WHAT TO WORK ON
Every entry below should be transcribed exactly; pictures stay out of the copy.

Items listed in a dataset:
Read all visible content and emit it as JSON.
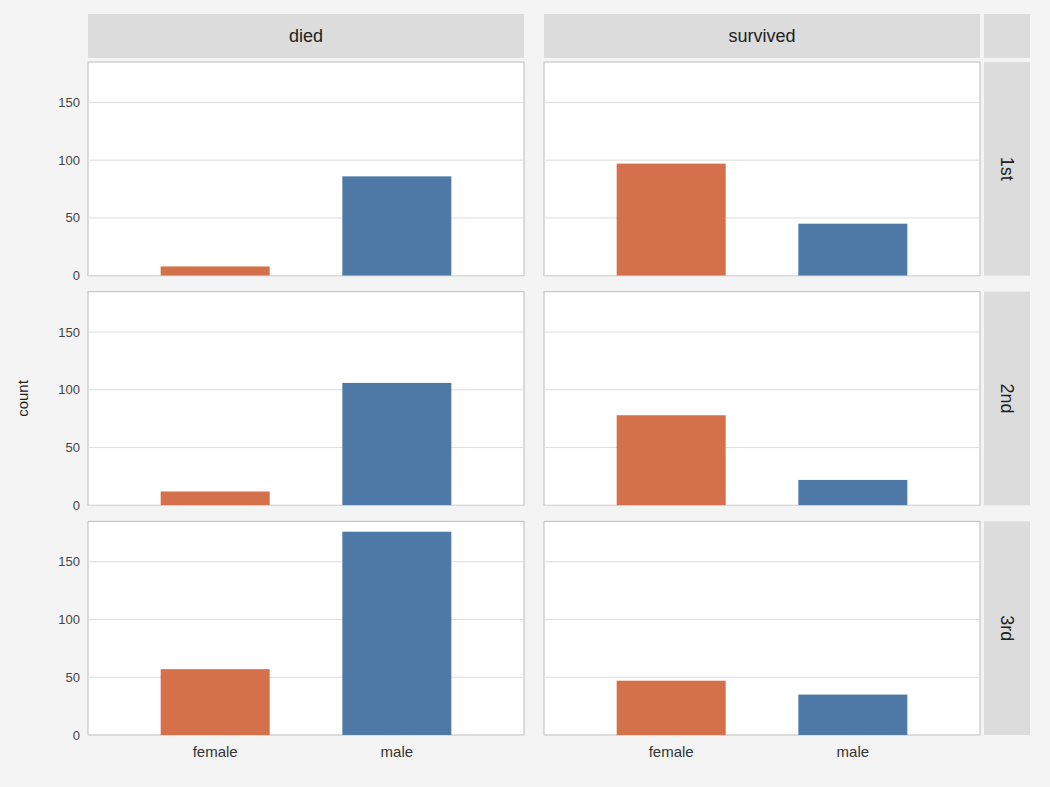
{
  "chart_data": [
    {
      "type": "bar",
      "title": "died",
      "categories": [
        null,
        null
      ],
      "values": [
        8,
        86
      ],
      "colors": [
        "#d4714b",
        "#4e79a6"
      ],
      "ylim": [
        0,
        185
      ],
      "yticks": [
        0,
        50,
        100,
        150
      ],
      "grid": true,
      "tick_labels": "y"
    },
    {
      "type": "bar",
      "title": "survived",
      "subtitle": "1st",
      "categories": [
        null,
        null
      ],
      "values": [
        97,
        45
      ],
      "colors": [
        "#d4714b",
        "#4e79a6"
      ],
      "ylim": [
        0,
        185
      ],
      "yticks": [
        0,
        50,
        100,
        150
      ],
      "grid": true,
      "tick_labels": false
    },
    {
      "type": "bar",
      "ylabel": "count",
      "categories": [
        null,
        null
      ],
      "values": [
        12,
        106
      ],
      "colors": [
        "#d4714b",
        "#4e79a6"
      ],
      "ylim": [
        0,
        185
      ],
      "yticks": [
        0,
        50,
        100,
        150
      ],
      "grid": true,
      "tick_labels": "y"
    },
    {
      "type": "bar",
      "subtitle": "2nd",
      "categories": [
        null,
        null
      ],
      "values": [
        78,
        22
      ],
      "colors": [
        "#d4714b",
        "#4e79a6"
      ],
      "ylim": [
        0,
        185
      ],
      "yticks": [
        0,
        50,
        100,
        150
      ],
      "grid": true,
      "tick_labels": false
    },
    {
      "type": "bar",
      "categories": [
        "female",
        "male"
      ],
      "values": [
        57,
        176
      ],
      "colors": [
        "#d4714b",
        "#4e79a6"
      ],
      "ylim": [
        0,
        185
      ],
      "yticks": [
        0,
        50,
        100,
        150
      ],
      "grid": true
    },
    {
      "type": "bar",
      "subtitle": "3rd",
      "categories": [
        "female",
        "male"
      ],
      "values": [
        47,
        35
      ],
      "colors": [
        "#d4714b",
        "#4e79a6"
      ],
      "ylim": [
        0,
        185
      ],
      "yticks": [
        0,
        50,
        100,
        150
      ],
      "grid": true,
      "tick_labels": "x"
    }
  ]
}
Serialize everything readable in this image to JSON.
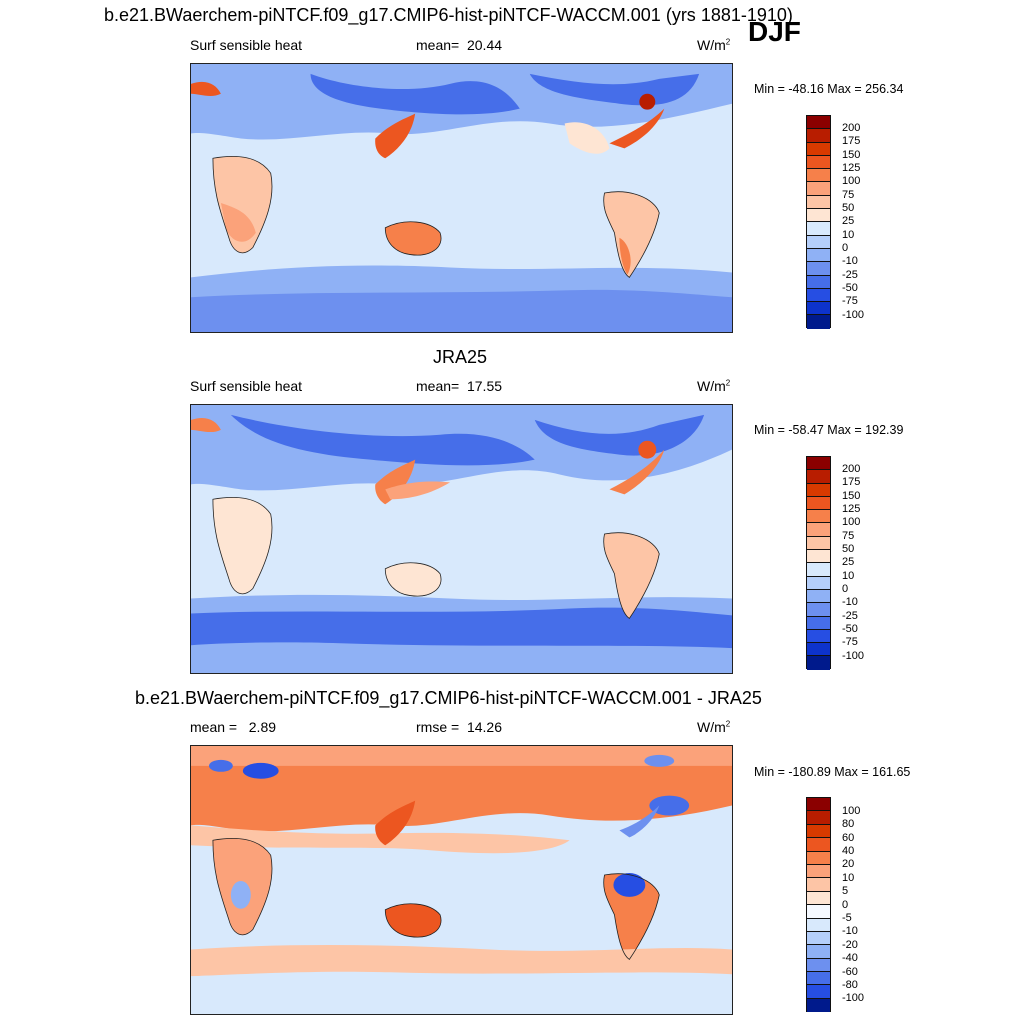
{
  "case_title": "b.e21.BWaerchem-piNTCF.f09_g17.CMIP6-hist-piNTCF-WACCM.001 (yrs 1881-1910)",
  "season": "DJF",
  "panels": [
    {
      "variable": "Surf sensible heat",
      "stat_label": "mean=",
      "stat_value": "20.44",
      "units": "W/m",
      "units_sup": "2",
      "minmax": "Min = -48.16 Max = 256.34",
      "colorbar_labels": [
        "200",
        "175",
        "150",
        "125",
        "100",
        "75",
        "50",
        "25",
        "10",
        "0",
        "-10",
        "-25",
        "-50",
        "-75",
        "-100"
      ]
    },
    {
      "title": "JRA25",
      "variable": "Surf sensible heat",
      "stat_label": "mean=",
      "stat_value": "17.55",
      "units": "W/m",
      "units_sup": "2",
      "minmax": "Min = -58.47 Max = 192.39",
      "colorbar_labels": [
        "200",
        "175",
        "150",
        "125",
        "100",
        "75",
        "50",
        "25",
        "10",
        "0",
        "-10",
        "-25",
        "-50",
        "-75",
        "-100"
      ]
    },
    {
      "title": "b.e21.BWaerchem-piNTCF.f09_g17.CMIP6-hist-piNTCF-WACCM.001 - JRA25",
      "stat_label": "mean =",
      "stat_value": "2.89",
      "rmse_label": "rmse =",
      "rmse_value": "14.26",
      "units": "W/m",
      "units_sup": "2",
      "minmax": "Min = -180.89 Max = 161.65",
      "colorbar_labels": [
        "100",
        "80",
        "60",
        "40",
        "20",
        "10",
        "5",
        "0",
        "-5",
        "-10",
        "-20",
        "-40",
        "-60",
        "-80",
        "-100"
      ]
    }
  ],
  "colors": {
    "abs_scale": [
      "#8b0000",
      "#b81d00",
      "#d83a00",
      "#ec5620",
      "#f6804a",
      "#fba27a",
      "#fdc5a6",
      "#fee5d3",
      "#d8e9fc",
      "#b5cffa",
      "#8fb1f5",
      "#6d90ef",
      "#466ee9",
      "#264ee3",
      "#0d33cc",
      "#001a8c"
    ],
    "diff_scale": [
      "#8b0000",
      "#b81d00",
      "#d83a00",
      "#ec5620",
      "#f6804a",
      "#fba27a",
      "#fdc5a6",
      "#fee5d3",
      "#f5f9ff",
      "#d8e9fc",
      "#b5cffa",
      "#8fb1f5",
      "#6d90ef",
      "#466ee9",
      "#264ee3",
      "#001a8c"
    ]
  }
}
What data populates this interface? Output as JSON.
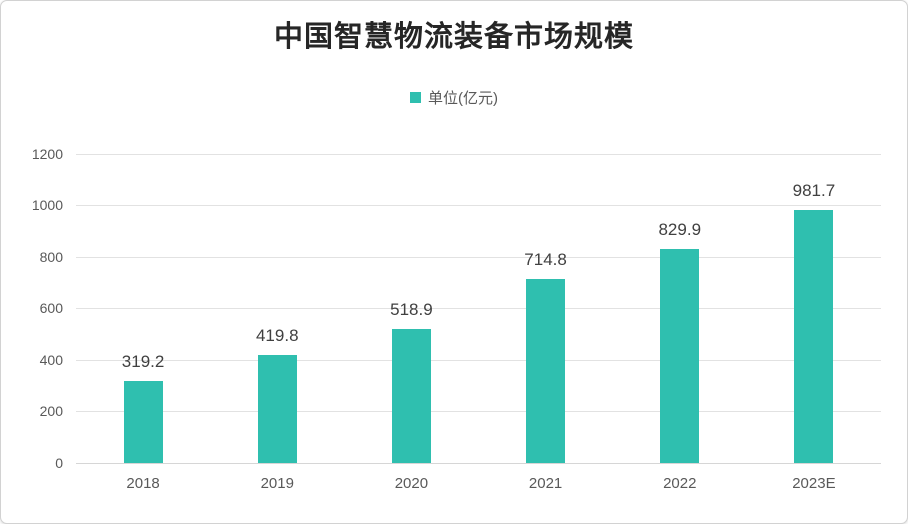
{
  "title": "中国智慧物流装备市场规模",
  "legend": {
    "label": "单位(亿元)",
    "swatch_color": "#2fbfaf"
  },
  "chart_data": {
    "type": "bar",
    "title": "中国智慧物流装备市场规模",
    "legend_entries": [
      "单位(亿元)"
    ],
    "legend_position": "top",
    "categories": [
      "2018",
      "2019",
      "2020",
      "2021",
      "2022",
      "2023E"
    ],
    "values": [
      319.2,
      419.8,
      518.9,
      714.8,
      829.9,
      981.7
    ],
    "value_labels": [
      "319.2",
      "419.8",
      "518.9",
      "714.8",
      "829.9",
      "981.7"
    ],
    "xlabel": "",
    "ylabel": "",
    "ylim": [
      0,
      1200
    ],
    "yticks": [
      0,
      200,
      400,
      600,
      800,
      1000,
      1200
    ],
    "grid": true,
    "bar_color": "#2fbfaf",
    "value_label_color": "#404040",
    "axis_text_color": "#595959",
    "gridline_color": "#e2e2e2",
    "title_color": "#262626"
  }
}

COMPLETE RESPONSE
Read all visible content and emit it as JSON.
{
  "chart_data": [
    {
      "type": "bar",
      "title": "died",
      "categories": [
        null,
        null
      ],
      "values": [
        8,
        86
      ],
      "colors": [
        "#d4714b",
        "#4e79a6"
      ],
      "ylim": [
        0,
        185
      ],
      "yticks": [
        0,
        50,
        100,
        150
      ],
      "grid": true,
      "tick_labels": "y"
    },
    {
      "type": "bar",
      "title": "survived",
      "subtitle": "1st",
      "categories": [
        null,
        null
      ],
      "values": [
        97,
        45
      ],
      "colors": [
        "#d4714b",
        "#4e79a6"
      ],
      "ylim": [
        0,
        185
      ],
      "yticks": [
        0,
        50,
        100,
        150
      ],
      "grid": true,
      "tick_labels": false
    },
    {
      "type": "bar",
      "ylabel": "count",
      "categories": [
        null,
        null
      ],
      "values": [
        12,
        106
      ],
      "colors": [
        "#d4714b",
        "#4e79a6"
      ],
      "ylim": [
        0,
        185
      ],
      "yticks": [
        0,
        50,
        100,
        150
      ],
      "grid": true,
      "tick_labels": "y"
    },
    {
      "type": "bar",
      "subtitle": "2nd",
      "categories": [
        null,
        null
      ],
      "values": [
        78,
        22
      ],
      "colors": [
        "#d4714b",
        "#4e79a6"
      ],
      "ylim": [
        0,
        185
      ],
      "yticks": [
        0,
        50,
        100,
        150
      ],
      "grid": true,
      "tick_labels": false
    },
    {
      "type": "bar",
      "categories": [
        "female",
        "male"
      ],
      "values": [
        57,
        176
      ],
      "colors": [
        "#d4714b",
        "#4e79a6"
      ],
      "ylim": [
        0,
        185
      ],
      "yticks": [
        0,
        50,
        100,
        150
      ],
      "grid": true
    },
    {
      "type": "bar",
      "subtitle": "3rd",
      "categories": [
        "female",
        "male"
      ],
      "values": [
        47,
        35
      ],
      "colors": [
        "#d4714b",
        "#4e79a6"
      ],
      "ylim": [
        0,
        185
      ],
      "yticks": [
        0,
        50,
        100,
        150
      ],
      "grid": true,
      "tick_labels": "x"
    }
  ]
}
Serialize everything readable in this image to JSON.
{
  "case_title": "b.e21.BWaerchem-piNTCF.f09_g17.CMIP6-hist-piNTCF-WACCM.001 (yrs 1881-1910)",
  "season": "DJF",
  "panels": [
    {
      "variable": "Surf sensible heat",
      "stat_label": "mean=",
      "stat_value": "20.44",
      "units": "W/m",
      "units_sup": "2",
      "minmax": "Min = -48.16 Max = 256.34",
      "colorbar_labels": [
        "200",
        "175",
        "150",
        "125",
        "100",
        "75",
        "50",
        "25",
        "10",
        "0",
        "-10",
        "-25",
        "-50",
        "-75",
        "-100"
      ]
    },
    {
      "title": "JRA25",
      "variable": "Surf sensible heat",
      "stat_label": "mean=",
      "stat_value": "17.55",
      "units": "W/m",
      "units_sup": "2",
      "minmax": "Min = -58.47 Max = 192.39",
      "colorbar_labels": [
        "200",
        "175",
        "150",
        "125",
        "100",
        "75",
        "50",
        "25",
        "10",
        "0",
        "-10",
        "-25",
        "-50",
        "-75",
        "-100"
      ]
    },
    {
      "title": "b.e21.BWaerchem-piNTCF.f09_g17.CMIP6-hist-piNTCF-WACCM.001 - JRA25",
      "stat_label": "mean =",
      "stat_value": "2.89",
      "rmse_label": "rmse =",
      "rmse_value": "14.26",
      "units": "W/m",
      "units_sup": "2",
      "minmax": "Min = -180.89 Max = 161.65",
      "colorbar_labels": [
        "100",
        "80",
        "60",
        "40",
        "20",
        "10",
        "5",
        "0",
        "-5",
        "-10",
        "-20",
        "-40",
        "-60",
        "-80",
        "-100"
      ]
    }
  ],
  "colors": {
    "abs_scale": [
      "#8b0000",
      "#b81d00",
      "#d83a00",
      "#ec5620",
      "#f6804a",
      "#fba27a",
      "#fdc5a6",
      "#fee5d3",
      "#d8e9fc",
      "#b5cffa",
      "#8fb1f5",
      "#6d90ef",
      "#466ee9",
      "#264ee3",
      "#0d33cc",
      "#001a8c"
    ],
    "diff_scale": [
      "#8b0000",
      "#b81d00",
      "#d83a00",
      "#ec5620",
      "#f6804a",
      "#fba27a",
      "#fdc5a6",
      "#fee5d3",
      "#f5f9ff",
      "#d8e9fc",
      "#b5cffa",
      "#8fb1f5",
      "#6d90ef",
      "#466ee9",
      "#264ee3",
      "#001a8c"
    ]
  }
}
What data populates this interface? Output as JSON.
{
  "title": "中国智慧物流装备市场规模",
  "legend": {
    "label": "单位(亿元)",
    "swatch_color": "#2fbfaf"
  },
  "chart_data": {
    "type": "bar",
    "title": "中国智慧物流装备市场规模",
    "legend_entries": [
      "单位(亿元)"
    ],
    "legend_position": "top",
    "categories": [
      "2018",
      "2019",
      "2020",
      "2021",
      "2022",
      "2023E"
    ],
    "values": [
      319.2,
      419.8,
      518.9,
      714.8,
      829.9,
      981.7
    ],
    "value_labels": [
      "319.2",
      "419.8",
      "518.9",
      "714.8",
      "829.9",
      "981.7"
    ],
    "xlabel": "",
    "ylabel": "",
    "ylim": [
      0,
      1200
    ],
    "yticks": [
      0,
      200,
      400,
      600,
      800,
      1000,
      1200
    ],
    "grid": true,
    "bar_color": "#2fbfaf",
    "value_label_color": "#404040",
    "axis_text_color": "#595959",
    "gridline_color": "#e2e2e2",
    "title_color": "#262626"
  }
}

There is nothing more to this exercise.